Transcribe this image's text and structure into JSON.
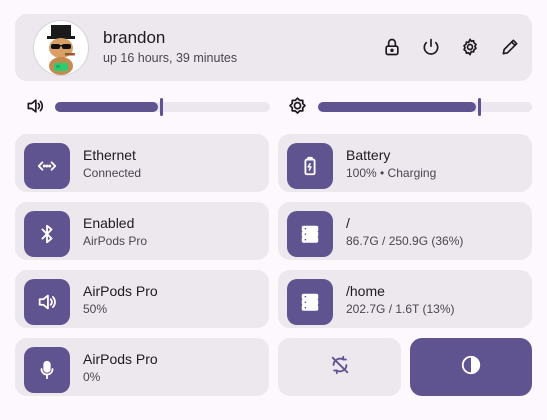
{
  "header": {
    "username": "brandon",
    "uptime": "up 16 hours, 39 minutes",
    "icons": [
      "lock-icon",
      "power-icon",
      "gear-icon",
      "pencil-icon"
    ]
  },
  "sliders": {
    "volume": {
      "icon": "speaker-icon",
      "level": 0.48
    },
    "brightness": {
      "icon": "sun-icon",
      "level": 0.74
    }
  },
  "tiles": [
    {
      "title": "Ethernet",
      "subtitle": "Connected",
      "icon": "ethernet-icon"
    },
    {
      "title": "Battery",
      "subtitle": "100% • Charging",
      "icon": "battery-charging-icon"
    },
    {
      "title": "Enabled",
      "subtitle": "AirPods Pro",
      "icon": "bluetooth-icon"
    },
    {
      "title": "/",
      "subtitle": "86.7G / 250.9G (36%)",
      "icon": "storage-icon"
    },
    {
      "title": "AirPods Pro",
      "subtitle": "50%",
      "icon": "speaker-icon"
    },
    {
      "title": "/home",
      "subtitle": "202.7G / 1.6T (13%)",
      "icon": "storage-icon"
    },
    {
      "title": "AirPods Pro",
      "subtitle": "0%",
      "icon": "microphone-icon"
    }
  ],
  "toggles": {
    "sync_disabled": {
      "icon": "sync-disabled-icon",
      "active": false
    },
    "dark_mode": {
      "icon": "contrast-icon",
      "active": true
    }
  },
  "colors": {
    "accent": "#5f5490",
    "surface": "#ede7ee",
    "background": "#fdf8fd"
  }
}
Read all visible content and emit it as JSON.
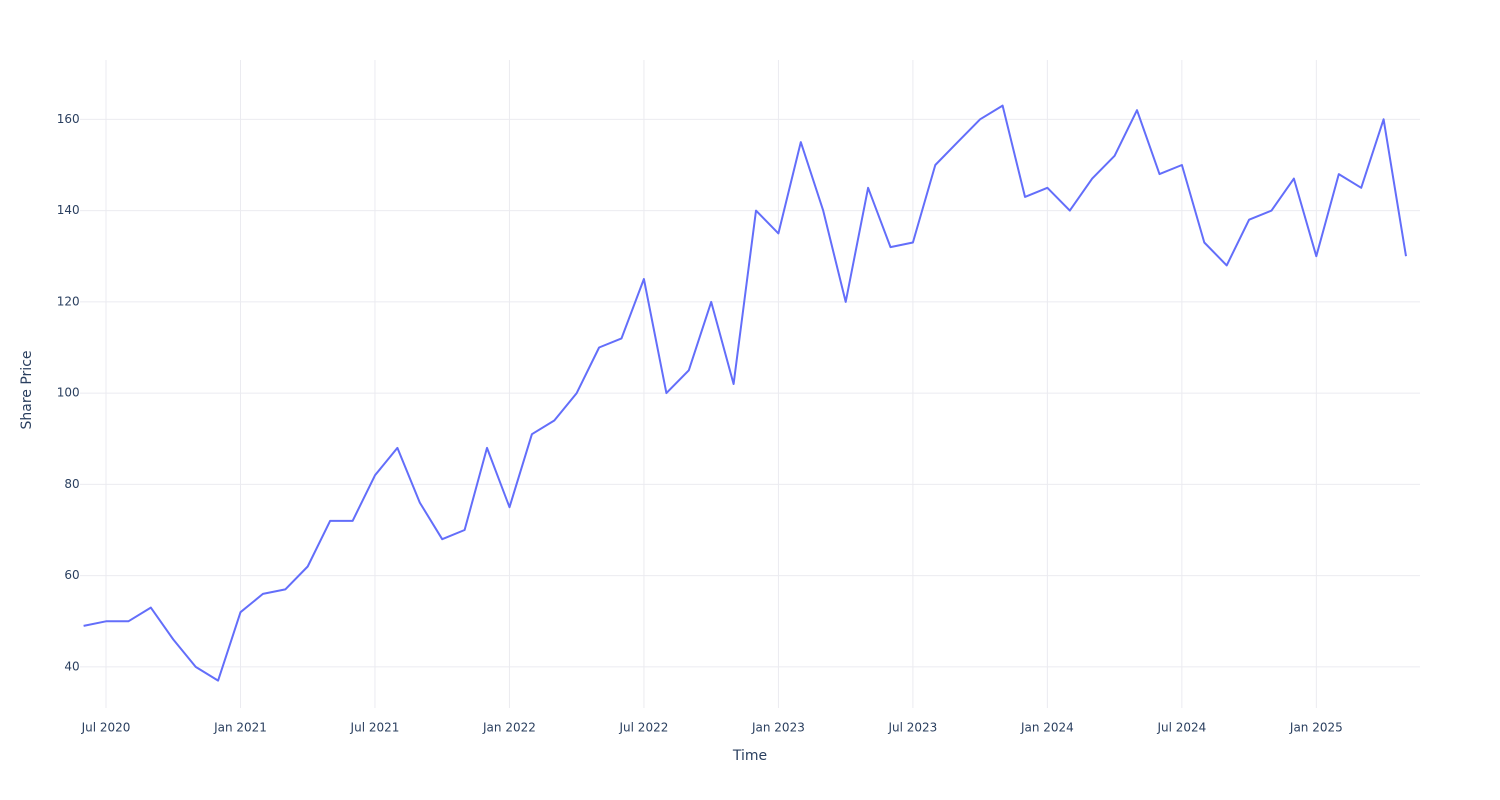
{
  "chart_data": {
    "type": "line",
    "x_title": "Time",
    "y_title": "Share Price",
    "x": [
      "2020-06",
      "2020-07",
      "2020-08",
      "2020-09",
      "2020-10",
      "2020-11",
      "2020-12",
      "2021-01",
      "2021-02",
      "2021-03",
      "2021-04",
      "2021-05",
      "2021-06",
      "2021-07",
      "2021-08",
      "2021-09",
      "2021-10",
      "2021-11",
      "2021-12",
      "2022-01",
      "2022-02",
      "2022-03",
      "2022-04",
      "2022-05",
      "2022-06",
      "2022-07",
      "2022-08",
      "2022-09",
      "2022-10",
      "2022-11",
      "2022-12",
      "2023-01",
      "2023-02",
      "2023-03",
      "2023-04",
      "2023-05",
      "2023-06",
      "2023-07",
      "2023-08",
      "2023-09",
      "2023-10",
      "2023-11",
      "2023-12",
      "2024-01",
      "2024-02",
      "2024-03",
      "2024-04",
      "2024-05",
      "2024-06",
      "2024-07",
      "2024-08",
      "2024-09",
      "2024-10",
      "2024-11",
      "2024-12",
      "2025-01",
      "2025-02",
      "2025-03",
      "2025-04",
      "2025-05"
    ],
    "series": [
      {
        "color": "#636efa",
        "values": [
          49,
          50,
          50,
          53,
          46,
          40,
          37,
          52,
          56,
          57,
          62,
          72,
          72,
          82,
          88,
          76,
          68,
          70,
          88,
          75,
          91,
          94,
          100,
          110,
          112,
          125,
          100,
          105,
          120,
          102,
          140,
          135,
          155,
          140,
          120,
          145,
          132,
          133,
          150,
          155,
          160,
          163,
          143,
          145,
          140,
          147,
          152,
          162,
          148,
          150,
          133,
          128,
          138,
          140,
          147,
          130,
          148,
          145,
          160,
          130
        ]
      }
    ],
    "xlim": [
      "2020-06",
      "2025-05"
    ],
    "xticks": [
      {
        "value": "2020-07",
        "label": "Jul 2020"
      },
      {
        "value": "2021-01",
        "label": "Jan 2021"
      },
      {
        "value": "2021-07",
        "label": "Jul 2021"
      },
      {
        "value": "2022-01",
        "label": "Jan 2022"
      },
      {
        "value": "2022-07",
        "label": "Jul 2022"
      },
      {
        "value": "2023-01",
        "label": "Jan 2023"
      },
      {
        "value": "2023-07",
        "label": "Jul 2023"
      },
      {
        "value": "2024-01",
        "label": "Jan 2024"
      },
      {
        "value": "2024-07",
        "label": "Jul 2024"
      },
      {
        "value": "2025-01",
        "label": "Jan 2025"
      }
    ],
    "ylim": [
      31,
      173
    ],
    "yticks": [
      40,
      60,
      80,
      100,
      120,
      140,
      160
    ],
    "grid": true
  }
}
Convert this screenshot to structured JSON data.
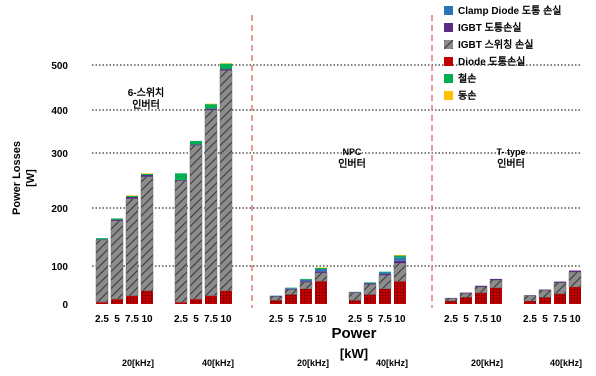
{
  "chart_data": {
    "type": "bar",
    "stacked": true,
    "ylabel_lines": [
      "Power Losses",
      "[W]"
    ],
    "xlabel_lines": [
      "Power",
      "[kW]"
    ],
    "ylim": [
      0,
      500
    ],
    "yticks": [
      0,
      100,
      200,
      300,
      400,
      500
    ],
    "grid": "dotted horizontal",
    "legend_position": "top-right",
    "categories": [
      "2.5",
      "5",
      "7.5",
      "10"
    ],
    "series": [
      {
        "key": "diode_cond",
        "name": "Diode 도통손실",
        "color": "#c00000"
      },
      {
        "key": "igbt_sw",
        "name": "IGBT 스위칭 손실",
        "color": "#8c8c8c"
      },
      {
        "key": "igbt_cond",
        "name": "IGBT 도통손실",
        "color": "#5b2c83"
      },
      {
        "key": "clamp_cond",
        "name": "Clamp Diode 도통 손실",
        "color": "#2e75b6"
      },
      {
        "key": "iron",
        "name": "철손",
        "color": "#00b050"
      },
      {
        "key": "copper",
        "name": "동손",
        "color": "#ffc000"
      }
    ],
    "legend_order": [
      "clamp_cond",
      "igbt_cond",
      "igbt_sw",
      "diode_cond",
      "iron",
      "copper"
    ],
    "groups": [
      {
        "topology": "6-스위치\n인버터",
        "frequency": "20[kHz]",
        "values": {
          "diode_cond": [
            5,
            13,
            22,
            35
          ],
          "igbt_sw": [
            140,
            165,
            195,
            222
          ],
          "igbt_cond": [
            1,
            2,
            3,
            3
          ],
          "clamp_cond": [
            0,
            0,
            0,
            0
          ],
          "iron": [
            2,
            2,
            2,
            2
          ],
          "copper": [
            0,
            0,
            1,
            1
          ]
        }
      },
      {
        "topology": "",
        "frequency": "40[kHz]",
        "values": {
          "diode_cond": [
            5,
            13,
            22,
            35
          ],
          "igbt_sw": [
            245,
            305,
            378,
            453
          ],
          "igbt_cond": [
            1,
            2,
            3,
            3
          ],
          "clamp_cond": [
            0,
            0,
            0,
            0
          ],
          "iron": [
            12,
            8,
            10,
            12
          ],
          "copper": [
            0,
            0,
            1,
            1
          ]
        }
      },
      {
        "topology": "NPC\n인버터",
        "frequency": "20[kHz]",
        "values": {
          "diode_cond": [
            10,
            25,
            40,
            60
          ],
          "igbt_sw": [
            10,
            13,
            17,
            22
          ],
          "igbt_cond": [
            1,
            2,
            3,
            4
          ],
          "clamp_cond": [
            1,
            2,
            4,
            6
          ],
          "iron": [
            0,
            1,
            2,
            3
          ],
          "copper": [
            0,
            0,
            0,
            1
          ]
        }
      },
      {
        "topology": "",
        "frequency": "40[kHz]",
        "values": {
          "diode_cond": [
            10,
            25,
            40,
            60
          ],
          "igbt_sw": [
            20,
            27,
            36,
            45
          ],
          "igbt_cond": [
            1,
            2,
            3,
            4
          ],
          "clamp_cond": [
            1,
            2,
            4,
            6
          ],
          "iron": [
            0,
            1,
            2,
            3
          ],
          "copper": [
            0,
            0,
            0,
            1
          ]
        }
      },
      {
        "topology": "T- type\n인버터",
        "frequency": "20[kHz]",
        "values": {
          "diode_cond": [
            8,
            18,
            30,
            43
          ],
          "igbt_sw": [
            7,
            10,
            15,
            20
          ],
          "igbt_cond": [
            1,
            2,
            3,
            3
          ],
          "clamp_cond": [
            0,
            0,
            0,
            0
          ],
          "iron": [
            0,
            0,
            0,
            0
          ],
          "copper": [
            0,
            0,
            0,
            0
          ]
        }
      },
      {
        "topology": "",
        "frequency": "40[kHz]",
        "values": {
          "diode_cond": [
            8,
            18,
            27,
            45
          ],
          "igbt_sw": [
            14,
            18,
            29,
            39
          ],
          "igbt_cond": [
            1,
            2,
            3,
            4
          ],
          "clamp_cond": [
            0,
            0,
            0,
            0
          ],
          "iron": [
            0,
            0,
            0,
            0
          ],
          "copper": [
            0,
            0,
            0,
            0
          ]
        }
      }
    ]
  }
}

▸ Exercise: Check all the records above and select each line where the string "subtitle" is found.

▸ Final answer:
      "subtitle": "Connected",
      "subtitle": "100% • Charging",
      "subtitle": "AirPods Pro",
      "subtitle": "86.7G / 250.9G (36%)",
      "subtitle": "50%",
      "subtitle": "202.7G / 1.6T (13%)",
      "subtitle": "0%",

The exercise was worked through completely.